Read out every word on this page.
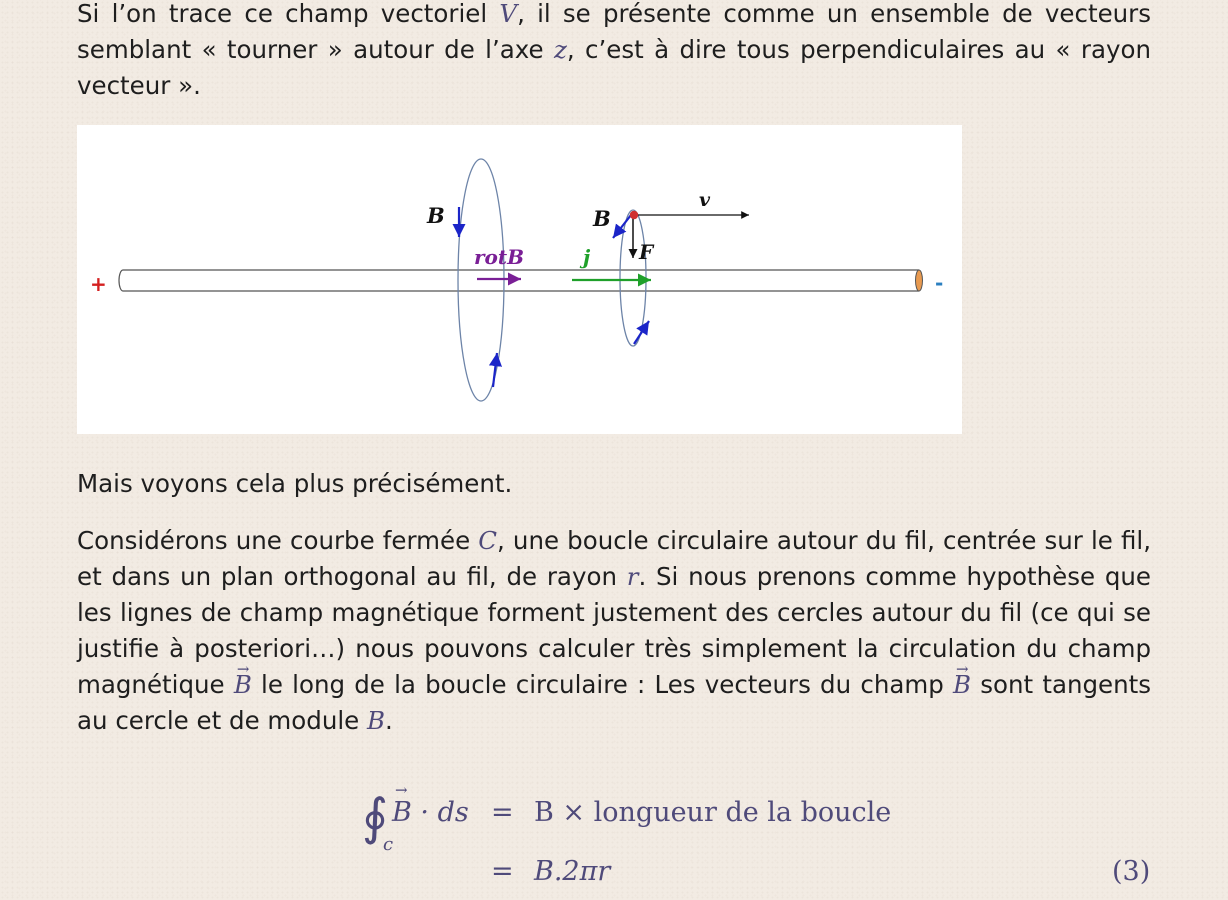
Si l’on trace ce champ vectoriel V, il se présente comme un ensemble de vecteurs semblant « tourner » autour de l’axe z, c’est à dire tous perpendiculaires au « rayon vecteur ».

+	-
B
rotB	j
B
F
v

Mais voyons cela plus précisément.

Considérons une courbe fermée C, une boucle circulaire autour du fil, centrée sur le fil, et dans un plan orthogonal au fil, de rayon r. Si nous prenons comme hypothèse que les lignes de champ magnétique forment justement des cercles autour du fil (ce qui se justifie à posteriori…) nous pouvons calculer très simplement la circulation du champ magnétique → B le long de la boucle circulaire : Les vecteurs du champ → B sont tangents au cercle et de module B.

∮
c
→ B · ds = B × longueur de la boucle
= B.2πr	(3)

> _Written exercise_:
Copy the listing in full and without alteration, omitting every picture.

> _Result for this exercise_:
Read out every word on this page.
Si l’on trace ce champ vectoriel V, il se présente comme un ensemble de vecteurs semblant « tourner » autour de l’axe z, c’est à dire tous perpendiculaires au « rayon vecteur ».

+	-
B
rotB	j
B
F
v

Mais voyons cela plus précisément.

Considérons une courbe fermée C, une boucle circulaire autour du fil, centrée sur le fil, et dans un plan orthogonal au fil, de rayon r. Si nous prenons comme hypothèse que les lignes de champ magnétique forment justement des cercles autour du fil (ce qui se justifie à posteriori…) nous pouvons calculer très simplement la circulation du champ magnétique → B le long de la boucle circulaire : Les vecteurs du champ → B sont tangents au cercle et de module B.

∮
c
→ B · ds = B × longueur de la boucle
= B.2πr	(3)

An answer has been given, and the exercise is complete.